What is asked :: Copy every line that contains the string "offre" from the entries below.
##### Exercise inputs #####
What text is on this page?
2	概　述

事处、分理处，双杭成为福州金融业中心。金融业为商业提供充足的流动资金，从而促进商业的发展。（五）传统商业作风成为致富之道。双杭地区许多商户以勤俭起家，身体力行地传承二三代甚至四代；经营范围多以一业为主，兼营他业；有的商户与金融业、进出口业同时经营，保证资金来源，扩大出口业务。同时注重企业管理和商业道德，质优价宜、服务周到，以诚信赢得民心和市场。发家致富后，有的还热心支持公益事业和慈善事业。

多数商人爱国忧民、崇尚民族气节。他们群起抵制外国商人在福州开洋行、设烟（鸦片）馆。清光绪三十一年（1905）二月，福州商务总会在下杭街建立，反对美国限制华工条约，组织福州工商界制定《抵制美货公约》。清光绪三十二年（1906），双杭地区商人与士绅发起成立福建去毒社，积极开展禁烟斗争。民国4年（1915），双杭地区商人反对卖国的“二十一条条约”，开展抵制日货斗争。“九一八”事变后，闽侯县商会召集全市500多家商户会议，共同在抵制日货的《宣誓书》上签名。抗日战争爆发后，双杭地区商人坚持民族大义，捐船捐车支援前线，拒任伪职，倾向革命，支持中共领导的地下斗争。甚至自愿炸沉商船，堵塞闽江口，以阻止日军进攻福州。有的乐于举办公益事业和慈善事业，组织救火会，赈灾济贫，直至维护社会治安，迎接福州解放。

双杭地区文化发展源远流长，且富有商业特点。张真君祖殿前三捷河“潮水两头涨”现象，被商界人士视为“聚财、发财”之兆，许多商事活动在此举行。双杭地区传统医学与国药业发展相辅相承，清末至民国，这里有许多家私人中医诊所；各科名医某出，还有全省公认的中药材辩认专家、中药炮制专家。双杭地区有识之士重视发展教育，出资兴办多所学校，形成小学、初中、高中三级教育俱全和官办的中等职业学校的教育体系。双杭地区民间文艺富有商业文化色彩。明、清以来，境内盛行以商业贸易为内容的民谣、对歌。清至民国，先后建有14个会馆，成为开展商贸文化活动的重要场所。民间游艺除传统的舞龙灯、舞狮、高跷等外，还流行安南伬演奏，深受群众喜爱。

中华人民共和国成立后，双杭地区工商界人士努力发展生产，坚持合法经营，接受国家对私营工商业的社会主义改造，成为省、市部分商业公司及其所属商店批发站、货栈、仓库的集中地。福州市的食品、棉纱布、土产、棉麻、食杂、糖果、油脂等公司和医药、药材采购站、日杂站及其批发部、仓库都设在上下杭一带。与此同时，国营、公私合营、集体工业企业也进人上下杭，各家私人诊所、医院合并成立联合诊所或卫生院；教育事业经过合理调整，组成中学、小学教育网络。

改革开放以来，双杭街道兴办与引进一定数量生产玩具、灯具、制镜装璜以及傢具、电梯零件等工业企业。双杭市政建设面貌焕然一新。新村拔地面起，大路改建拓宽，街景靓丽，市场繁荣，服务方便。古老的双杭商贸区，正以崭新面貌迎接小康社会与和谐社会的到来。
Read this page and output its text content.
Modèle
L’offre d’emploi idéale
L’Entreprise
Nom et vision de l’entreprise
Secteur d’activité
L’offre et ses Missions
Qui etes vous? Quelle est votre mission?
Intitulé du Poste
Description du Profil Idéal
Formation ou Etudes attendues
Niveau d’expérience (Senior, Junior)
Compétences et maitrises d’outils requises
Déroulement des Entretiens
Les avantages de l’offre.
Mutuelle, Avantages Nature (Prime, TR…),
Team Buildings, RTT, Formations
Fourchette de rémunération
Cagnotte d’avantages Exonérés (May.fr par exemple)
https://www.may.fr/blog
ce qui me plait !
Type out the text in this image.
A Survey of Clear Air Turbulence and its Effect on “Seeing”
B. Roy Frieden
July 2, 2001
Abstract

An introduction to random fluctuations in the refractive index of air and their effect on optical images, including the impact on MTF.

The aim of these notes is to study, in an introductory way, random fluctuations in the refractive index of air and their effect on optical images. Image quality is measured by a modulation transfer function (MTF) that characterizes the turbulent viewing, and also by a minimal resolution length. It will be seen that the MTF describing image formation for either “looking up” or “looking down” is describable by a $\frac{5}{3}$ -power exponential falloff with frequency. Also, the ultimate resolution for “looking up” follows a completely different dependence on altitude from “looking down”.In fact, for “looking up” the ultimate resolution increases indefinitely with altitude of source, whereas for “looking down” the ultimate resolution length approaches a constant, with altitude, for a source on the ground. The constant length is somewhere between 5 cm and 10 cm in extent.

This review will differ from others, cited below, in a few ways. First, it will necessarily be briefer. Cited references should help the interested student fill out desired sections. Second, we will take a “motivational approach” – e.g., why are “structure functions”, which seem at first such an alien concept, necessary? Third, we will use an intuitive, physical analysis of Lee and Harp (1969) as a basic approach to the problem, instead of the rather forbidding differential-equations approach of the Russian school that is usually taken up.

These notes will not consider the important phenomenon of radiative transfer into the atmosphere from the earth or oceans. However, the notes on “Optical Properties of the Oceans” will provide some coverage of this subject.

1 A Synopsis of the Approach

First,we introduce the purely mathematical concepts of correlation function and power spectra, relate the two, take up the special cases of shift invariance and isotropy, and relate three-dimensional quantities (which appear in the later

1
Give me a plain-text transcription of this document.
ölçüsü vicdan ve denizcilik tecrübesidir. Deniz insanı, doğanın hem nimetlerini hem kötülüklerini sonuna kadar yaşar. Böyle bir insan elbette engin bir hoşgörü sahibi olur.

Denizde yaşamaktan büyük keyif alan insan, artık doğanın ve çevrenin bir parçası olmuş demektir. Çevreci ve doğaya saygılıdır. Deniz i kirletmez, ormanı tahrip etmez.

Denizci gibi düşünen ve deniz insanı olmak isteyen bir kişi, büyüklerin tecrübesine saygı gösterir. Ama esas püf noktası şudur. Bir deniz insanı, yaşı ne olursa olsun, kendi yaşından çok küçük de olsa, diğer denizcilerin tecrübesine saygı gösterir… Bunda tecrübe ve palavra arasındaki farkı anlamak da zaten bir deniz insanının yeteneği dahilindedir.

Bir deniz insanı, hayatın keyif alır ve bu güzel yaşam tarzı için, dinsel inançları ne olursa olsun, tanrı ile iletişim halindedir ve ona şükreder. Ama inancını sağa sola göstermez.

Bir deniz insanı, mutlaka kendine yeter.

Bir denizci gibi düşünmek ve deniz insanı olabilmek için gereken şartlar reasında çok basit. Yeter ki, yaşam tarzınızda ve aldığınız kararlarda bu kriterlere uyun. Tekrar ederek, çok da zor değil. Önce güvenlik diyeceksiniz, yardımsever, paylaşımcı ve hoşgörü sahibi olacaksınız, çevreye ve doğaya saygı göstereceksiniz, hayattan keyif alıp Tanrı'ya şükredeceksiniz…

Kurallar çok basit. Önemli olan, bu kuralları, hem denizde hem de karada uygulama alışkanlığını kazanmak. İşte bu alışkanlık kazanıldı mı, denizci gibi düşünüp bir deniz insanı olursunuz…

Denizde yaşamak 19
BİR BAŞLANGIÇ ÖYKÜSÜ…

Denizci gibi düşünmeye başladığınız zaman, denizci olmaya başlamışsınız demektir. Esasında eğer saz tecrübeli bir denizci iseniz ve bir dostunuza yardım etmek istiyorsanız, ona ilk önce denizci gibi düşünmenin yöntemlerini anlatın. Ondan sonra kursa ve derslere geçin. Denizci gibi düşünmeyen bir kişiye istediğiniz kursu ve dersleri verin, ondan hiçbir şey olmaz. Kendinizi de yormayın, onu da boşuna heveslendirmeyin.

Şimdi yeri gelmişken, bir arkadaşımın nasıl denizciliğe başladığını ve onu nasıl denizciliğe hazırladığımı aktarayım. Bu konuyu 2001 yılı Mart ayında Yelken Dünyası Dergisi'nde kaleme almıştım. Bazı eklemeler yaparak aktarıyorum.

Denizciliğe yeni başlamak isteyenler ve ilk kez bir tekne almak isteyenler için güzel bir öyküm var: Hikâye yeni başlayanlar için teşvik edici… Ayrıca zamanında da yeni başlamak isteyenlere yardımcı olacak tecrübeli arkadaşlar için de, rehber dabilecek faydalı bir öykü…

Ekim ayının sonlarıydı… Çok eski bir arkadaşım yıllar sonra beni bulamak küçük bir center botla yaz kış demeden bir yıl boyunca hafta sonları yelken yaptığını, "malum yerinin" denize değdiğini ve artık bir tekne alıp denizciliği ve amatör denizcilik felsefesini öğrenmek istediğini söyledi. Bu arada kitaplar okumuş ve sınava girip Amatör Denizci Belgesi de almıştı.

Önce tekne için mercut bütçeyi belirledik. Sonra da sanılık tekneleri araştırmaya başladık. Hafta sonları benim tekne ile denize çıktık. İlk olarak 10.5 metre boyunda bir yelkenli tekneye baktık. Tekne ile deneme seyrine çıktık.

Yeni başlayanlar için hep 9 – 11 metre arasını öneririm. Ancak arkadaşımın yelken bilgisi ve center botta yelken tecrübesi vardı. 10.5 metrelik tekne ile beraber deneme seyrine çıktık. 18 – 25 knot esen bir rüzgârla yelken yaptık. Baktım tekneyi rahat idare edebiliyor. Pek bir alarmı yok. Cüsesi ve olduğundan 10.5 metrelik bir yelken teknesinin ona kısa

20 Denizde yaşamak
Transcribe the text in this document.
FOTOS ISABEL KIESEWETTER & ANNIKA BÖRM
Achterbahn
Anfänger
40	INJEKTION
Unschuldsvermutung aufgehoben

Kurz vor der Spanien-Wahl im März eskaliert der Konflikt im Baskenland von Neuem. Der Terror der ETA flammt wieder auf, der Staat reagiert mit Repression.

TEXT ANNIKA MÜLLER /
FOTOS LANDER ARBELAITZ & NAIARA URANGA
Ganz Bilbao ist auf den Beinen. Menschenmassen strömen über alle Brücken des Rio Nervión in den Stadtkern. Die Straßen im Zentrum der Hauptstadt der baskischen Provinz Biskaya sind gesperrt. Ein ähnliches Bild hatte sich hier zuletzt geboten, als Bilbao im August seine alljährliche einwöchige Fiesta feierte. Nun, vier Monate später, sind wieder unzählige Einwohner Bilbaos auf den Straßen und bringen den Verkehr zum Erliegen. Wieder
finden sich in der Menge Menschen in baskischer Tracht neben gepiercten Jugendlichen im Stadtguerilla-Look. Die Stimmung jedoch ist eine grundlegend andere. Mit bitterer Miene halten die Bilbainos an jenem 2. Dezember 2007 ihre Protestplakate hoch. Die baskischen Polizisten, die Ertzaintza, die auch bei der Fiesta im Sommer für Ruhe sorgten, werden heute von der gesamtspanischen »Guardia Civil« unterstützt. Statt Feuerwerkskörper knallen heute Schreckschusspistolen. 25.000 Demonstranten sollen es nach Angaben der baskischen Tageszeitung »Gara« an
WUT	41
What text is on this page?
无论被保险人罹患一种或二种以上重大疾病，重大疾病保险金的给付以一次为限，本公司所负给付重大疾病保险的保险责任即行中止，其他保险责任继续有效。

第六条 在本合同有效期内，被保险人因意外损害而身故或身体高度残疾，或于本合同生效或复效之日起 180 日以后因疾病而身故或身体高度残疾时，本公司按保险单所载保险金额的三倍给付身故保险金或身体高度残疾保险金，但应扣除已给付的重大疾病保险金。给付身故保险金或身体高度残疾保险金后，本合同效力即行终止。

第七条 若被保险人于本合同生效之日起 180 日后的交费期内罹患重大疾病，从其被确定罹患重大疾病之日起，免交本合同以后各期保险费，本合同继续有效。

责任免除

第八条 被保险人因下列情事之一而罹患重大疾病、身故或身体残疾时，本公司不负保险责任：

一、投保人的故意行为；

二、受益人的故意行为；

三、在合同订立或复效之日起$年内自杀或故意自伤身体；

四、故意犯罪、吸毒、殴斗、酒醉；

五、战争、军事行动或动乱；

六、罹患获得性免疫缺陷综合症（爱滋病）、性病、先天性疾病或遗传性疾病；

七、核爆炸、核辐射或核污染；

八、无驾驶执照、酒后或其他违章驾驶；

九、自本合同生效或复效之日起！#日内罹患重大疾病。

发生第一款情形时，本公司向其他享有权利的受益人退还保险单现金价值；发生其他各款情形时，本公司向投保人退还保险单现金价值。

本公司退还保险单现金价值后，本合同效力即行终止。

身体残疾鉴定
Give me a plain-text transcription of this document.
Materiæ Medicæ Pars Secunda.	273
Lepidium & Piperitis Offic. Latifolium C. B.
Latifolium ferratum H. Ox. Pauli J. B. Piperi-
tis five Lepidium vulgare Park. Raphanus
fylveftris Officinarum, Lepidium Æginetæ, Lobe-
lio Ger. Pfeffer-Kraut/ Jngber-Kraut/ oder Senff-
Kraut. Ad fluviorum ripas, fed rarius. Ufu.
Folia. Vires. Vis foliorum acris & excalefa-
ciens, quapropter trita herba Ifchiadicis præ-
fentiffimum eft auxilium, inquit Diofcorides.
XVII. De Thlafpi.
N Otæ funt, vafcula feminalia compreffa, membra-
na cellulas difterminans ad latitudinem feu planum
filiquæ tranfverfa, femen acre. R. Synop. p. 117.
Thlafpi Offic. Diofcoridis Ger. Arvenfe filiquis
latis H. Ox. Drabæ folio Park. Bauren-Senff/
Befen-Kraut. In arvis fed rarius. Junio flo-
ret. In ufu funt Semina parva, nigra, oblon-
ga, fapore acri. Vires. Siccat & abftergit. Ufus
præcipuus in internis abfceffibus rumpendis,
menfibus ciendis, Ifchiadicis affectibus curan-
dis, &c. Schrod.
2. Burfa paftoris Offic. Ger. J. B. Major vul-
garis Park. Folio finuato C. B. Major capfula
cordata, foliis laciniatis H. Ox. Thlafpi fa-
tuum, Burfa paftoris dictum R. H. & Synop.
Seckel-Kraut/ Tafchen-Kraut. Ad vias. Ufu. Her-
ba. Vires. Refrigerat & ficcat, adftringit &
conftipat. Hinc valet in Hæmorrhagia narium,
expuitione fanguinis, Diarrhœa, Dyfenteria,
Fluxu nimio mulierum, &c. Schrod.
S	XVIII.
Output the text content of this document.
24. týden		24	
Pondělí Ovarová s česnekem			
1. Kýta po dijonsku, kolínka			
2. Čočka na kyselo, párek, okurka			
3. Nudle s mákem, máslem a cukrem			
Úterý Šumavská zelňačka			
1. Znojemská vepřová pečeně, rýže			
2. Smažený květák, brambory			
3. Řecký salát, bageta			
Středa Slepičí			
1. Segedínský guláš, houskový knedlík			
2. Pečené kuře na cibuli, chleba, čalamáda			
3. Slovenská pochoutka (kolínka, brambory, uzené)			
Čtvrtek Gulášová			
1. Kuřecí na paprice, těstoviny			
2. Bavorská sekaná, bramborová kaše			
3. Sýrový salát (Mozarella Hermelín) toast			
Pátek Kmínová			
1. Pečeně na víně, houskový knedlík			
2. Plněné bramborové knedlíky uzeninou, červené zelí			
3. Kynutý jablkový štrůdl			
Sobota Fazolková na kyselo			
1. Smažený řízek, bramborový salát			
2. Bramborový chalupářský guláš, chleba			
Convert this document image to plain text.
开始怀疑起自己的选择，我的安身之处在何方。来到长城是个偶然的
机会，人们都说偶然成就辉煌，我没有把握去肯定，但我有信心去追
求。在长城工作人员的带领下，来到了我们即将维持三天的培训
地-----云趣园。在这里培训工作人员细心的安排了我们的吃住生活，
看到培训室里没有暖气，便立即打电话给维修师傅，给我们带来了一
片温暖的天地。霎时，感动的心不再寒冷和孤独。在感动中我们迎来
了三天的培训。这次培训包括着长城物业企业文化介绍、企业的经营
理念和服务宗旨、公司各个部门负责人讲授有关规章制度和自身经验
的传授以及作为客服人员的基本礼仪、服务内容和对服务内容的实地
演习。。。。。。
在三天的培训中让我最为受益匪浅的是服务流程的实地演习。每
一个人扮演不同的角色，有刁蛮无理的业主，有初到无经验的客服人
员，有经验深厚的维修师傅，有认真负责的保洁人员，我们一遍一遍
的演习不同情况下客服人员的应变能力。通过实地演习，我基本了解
#####
Full response ::
L’offre d’emploi idéale
L’offre et ses Missions
Les avantages de l’offre.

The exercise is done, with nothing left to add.